**Task objective:**
Determine how many lines hold "bridge" and give only that number.

━━━━━ Records for this exercise

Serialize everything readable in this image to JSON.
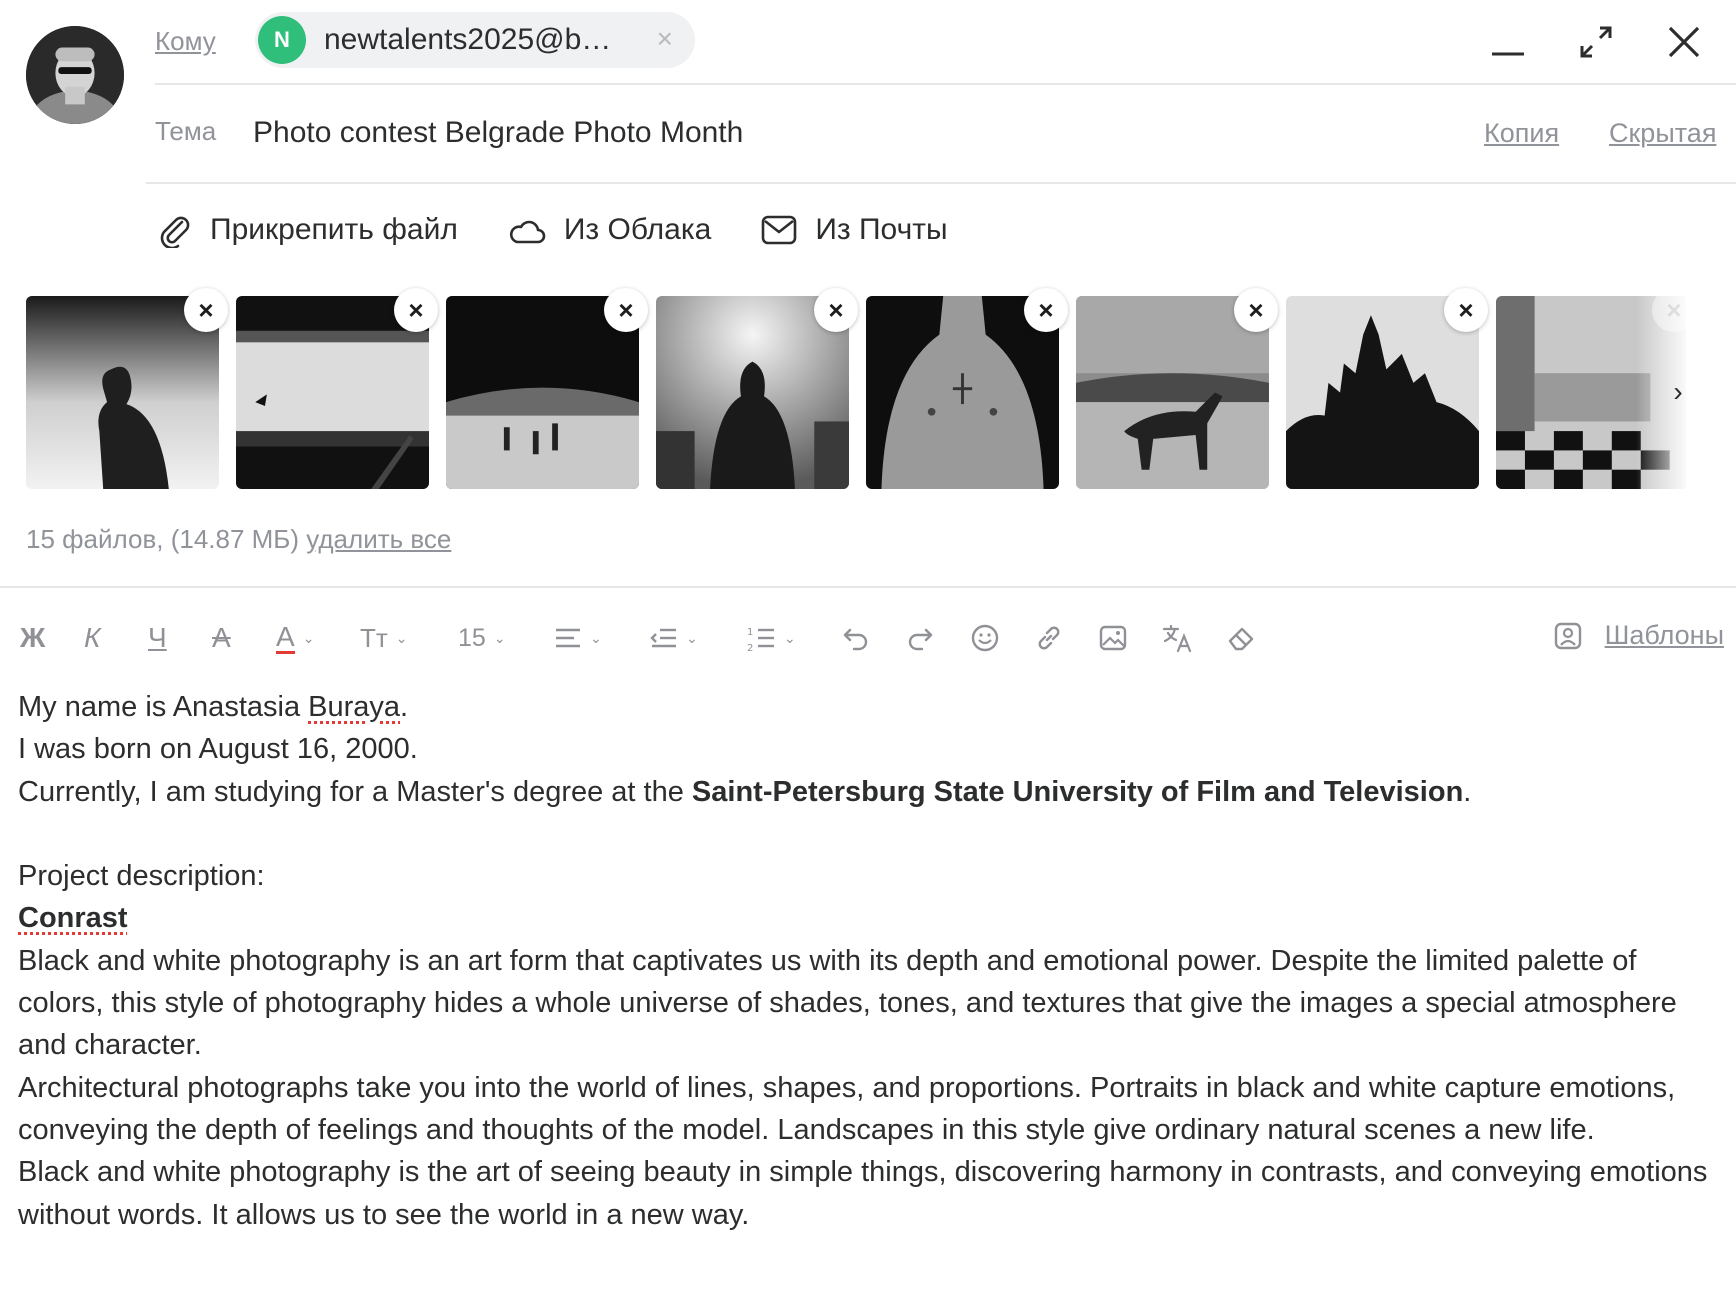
{
  "recipient": {
    "to_label": "Кому",
    "chip_initial": "N",
    "chip_email": "newtalents2025@b…",
    "chip_close": "×",
    "chip_color": "#2fbf7a"
  },
  "subject": {
    "label": "Тема",
    "value": "Photo contest Belgrade Photo Month",
    "cc_label": "Копия",
    "bcc_label": "Скрытая"
  },
  "window_controls": {
    "minimize_icon": "minimize-icon",
    "expand_icon": "expand-icon",
    "close_icon": "close-icon"
  },
  "attach": {
    "attach_file": "Прикрепить файл",
    "from_cloud": "Из Облака",
    "from_mail": "Из Почты"
  },
  "attachments": {
    "items": [
      {
        "subject": "man in profile silhouette"
      },
      {
        "subject": "bridge underside with bird"
      },
      {
        "subject": "beach with people and bridge"
      },
      {
        "subject": "man from behind in crowd"
      },
      {
        "subject": "male torso with cross tattoo"
      },
      {
        "subject": "horse in field"
      },
      {
        "subject": "St. Basil's Cathedral silhouette"
      },
      {
        "subject": "room with checkered floor"
      }
    ],
    "remove_label": "×",
    "next_label": "›",
    "summary_prefix": "15 файлов, (14.87 МБ) ",
    "delete_all": "удалить все"
  },
  "toolbar": {
    "bold": "Ж",
    "italic": "К",
    "underline": "Ч",
    "strike": "А",
    "text_color": "А",
    "font_size_style": "Тт",
    "font_size": "15",
    "templates": "Шаблоны",
    "accent_color": "#e53935"
  },
  "body": {
    "line1_before": "My name is Anastasia ",
    "line1_name": "Buraya",
    "line1_after": ".",
    "line2": "I was born on August 16, 2000.",
    "line3_before": "Currently, I am studying for a Master's degree at the ",
    "line3_bold": "Saint-Petersburg State University of Film and Television",
    "line3_after": ".",
    "project_label": "Project description:",
    "project_title": "Conrast",
    "para1": "Black and white photography is an art form that captivates us with its depth and emotional power. Despite the limited palette of colors, this style of photography hides a whole universe of shades, tones, and textures that give the images a special atmosphere and character.",
    "para2": "Architectural photographs take you into the world of lines, shapes, and proportions. Portraits in black and white capture emotions, conveying the depth of feelings and thoughts of the model. Landscapes in this style give ordinary natural scenes a new life.",
    "para3": "Black and white photography is the art of seeing beauty in simple things, discovering harmony in contrasts, and conveying emotions without words. It allows us to see the world in a new way."
  }
}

━━━━━━━━━━

**Solution below:**
2